## SHORT TASK
Locate and copy all lines bearing the word "page".

[BEGIN DATA SHOWN]

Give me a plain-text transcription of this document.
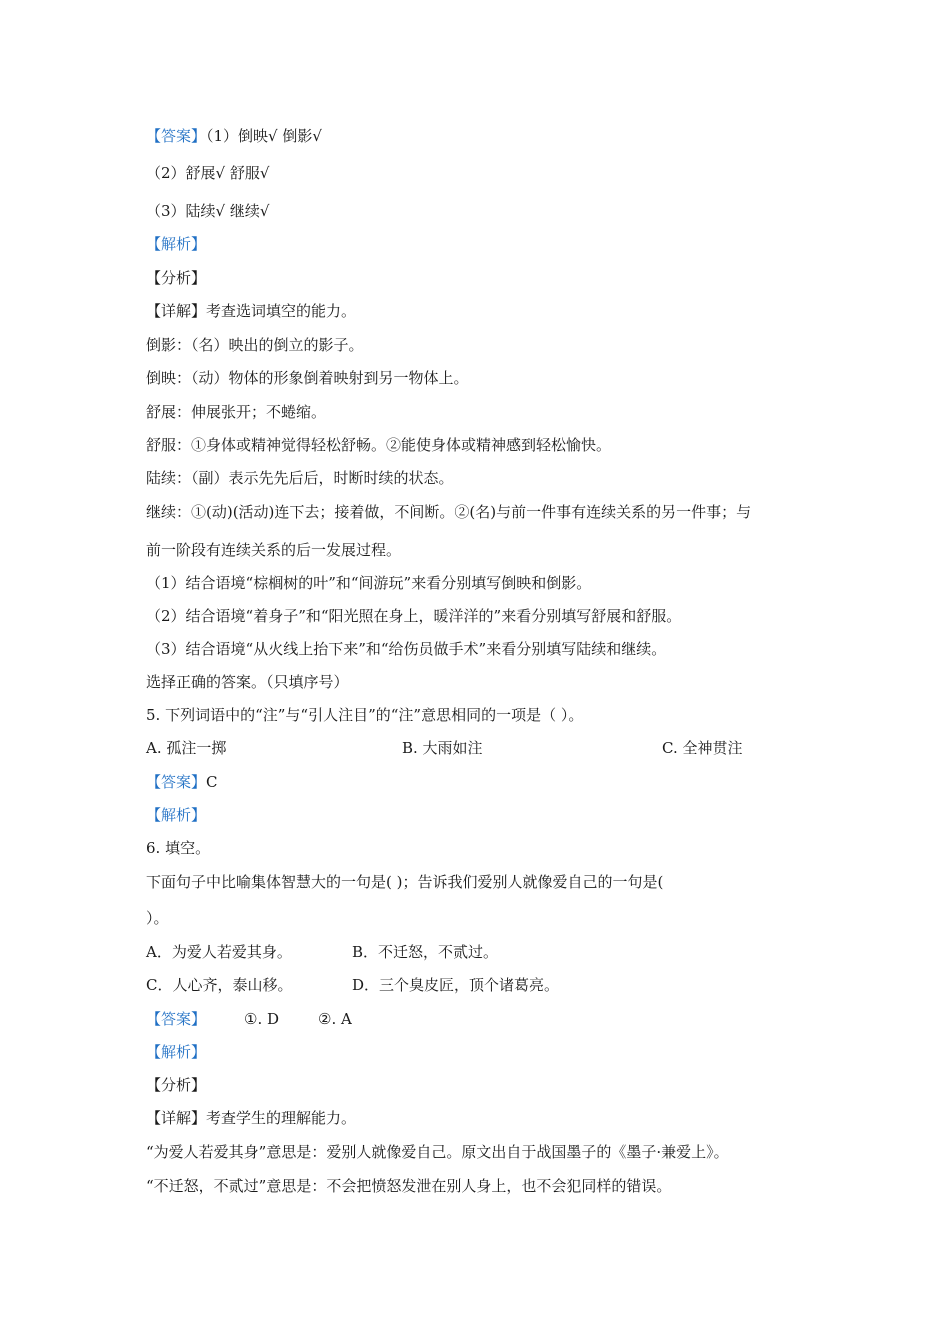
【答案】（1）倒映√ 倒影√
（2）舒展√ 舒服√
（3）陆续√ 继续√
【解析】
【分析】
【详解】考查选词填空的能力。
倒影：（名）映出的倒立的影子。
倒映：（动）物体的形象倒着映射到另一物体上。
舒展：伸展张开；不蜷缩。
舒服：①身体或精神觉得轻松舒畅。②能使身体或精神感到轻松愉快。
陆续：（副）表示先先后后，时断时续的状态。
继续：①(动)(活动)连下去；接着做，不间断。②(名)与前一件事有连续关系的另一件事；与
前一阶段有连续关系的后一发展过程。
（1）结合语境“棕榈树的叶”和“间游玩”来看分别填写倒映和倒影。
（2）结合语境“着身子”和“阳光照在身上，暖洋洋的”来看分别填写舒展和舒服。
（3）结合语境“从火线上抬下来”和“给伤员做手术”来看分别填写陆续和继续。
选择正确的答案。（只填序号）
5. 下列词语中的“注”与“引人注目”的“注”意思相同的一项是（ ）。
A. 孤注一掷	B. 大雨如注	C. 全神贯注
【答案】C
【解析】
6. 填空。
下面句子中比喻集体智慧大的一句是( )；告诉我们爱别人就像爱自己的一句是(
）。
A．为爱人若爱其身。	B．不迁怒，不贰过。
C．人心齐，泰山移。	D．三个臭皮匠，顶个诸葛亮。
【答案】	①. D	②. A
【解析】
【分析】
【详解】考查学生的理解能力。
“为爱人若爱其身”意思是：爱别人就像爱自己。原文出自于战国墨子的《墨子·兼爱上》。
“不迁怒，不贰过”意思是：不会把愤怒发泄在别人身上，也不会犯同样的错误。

[END DATA SHOWN]
[BEGIN DATA SHOWN]

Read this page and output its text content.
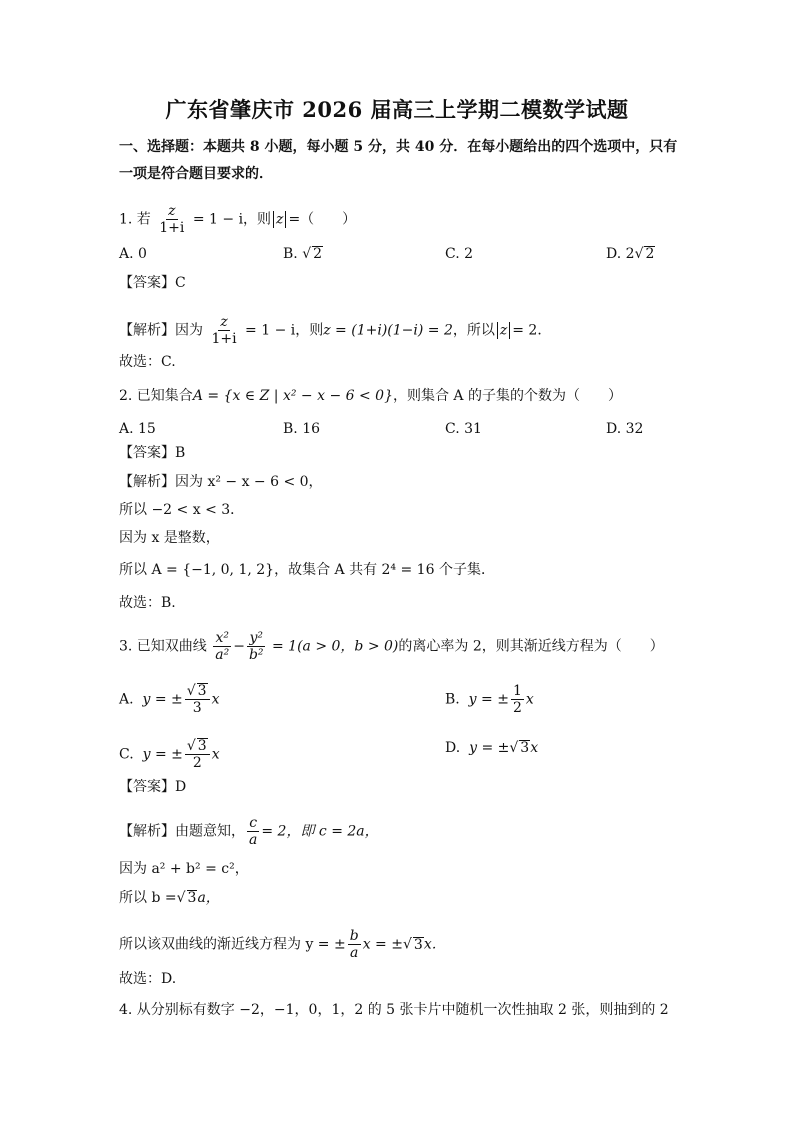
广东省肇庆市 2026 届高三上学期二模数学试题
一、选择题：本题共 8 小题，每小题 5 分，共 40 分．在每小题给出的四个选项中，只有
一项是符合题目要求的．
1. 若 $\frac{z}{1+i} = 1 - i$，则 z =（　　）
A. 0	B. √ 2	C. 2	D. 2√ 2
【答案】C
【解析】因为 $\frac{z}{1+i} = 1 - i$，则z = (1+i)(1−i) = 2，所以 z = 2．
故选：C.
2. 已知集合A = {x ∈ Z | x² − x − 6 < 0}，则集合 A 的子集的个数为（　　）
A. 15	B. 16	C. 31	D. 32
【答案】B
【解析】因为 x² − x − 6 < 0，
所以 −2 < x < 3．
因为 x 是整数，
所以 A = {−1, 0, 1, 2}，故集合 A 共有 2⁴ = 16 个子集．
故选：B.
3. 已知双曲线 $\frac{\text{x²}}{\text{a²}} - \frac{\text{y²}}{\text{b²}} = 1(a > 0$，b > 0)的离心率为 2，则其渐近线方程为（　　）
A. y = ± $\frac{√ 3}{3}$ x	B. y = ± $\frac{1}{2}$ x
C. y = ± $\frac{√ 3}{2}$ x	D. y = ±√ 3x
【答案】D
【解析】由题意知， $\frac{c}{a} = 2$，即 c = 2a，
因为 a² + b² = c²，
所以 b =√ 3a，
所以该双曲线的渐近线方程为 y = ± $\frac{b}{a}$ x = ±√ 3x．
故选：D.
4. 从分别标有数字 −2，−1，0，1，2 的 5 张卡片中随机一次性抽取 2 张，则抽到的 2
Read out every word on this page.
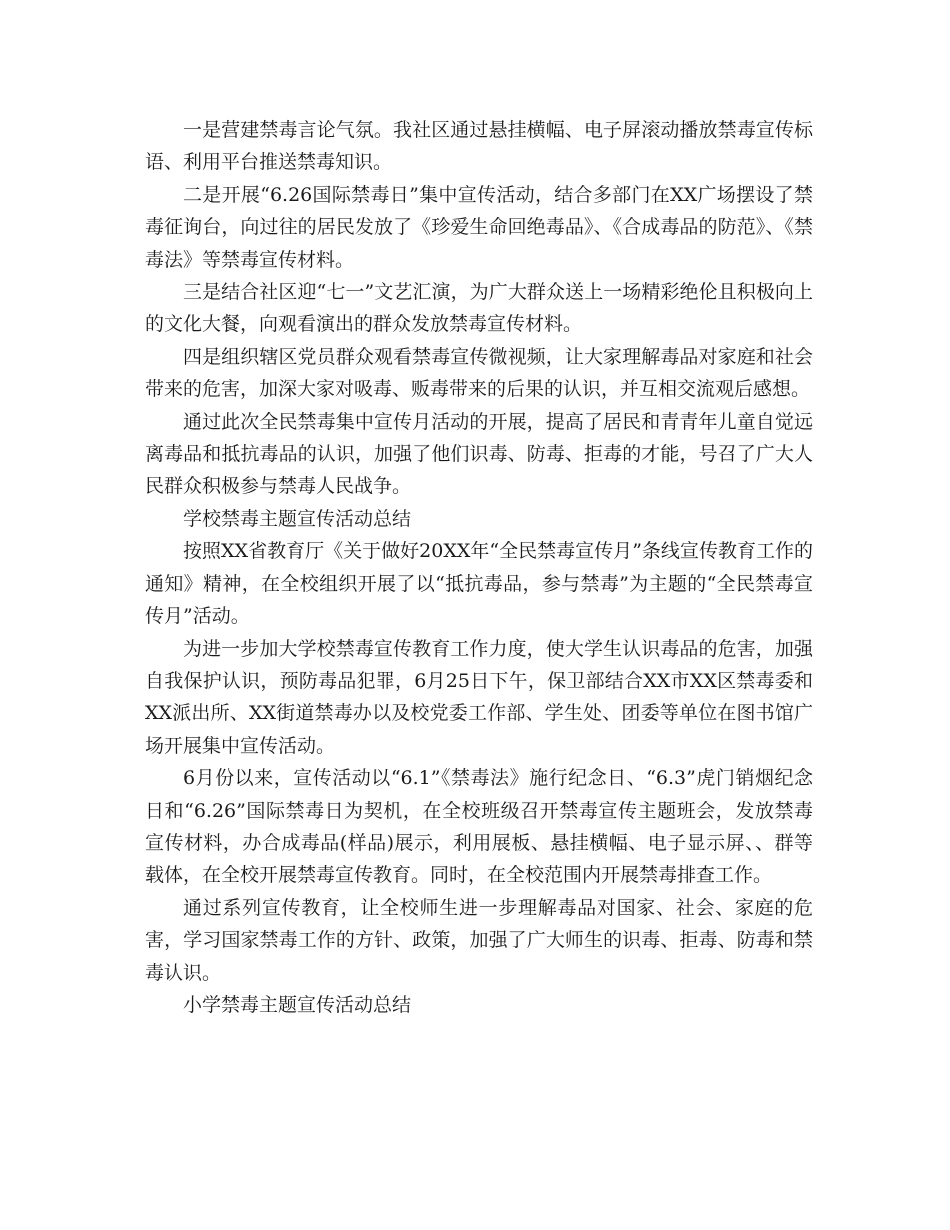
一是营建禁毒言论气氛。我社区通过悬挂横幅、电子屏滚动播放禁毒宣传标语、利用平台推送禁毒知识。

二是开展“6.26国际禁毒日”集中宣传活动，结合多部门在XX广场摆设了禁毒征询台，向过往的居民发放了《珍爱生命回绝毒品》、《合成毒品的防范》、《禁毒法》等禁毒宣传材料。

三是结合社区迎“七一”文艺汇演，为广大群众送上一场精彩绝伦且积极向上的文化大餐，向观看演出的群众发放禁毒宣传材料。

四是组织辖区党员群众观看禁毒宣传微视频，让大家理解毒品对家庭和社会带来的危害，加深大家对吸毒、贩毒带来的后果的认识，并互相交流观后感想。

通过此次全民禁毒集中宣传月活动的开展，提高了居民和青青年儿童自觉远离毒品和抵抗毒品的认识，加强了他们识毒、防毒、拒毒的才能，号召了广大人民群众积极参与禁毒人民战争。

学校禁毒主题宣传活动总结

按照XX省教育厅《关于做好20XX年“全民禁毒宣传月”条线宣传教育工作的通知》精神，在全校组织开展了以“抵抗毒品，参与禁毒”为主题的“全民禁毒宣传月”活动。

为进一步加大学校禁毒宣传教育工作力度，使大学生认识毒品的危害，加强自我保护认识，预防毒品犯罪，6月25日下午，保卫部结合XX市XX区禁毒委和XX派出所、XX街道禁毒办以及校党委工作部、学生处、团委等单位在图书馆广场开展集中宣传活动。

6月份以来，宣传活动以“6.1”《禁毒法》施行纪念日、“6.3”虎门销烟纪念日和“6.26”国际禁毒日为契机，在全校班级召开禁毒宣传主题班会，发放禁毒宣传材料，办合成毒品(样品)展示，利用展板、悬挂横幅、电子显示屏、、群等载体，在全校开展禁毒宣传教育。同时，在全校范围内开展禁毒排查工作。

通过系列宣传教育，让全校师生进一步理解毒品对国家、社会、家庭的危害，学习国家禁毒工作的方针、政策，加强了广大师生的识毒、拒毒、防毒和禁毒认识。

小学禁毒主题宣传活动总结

[END DATA SHOWN]

## ANSWER TO THIS TASK
Read this page and output its text content.
Read out every word on this page.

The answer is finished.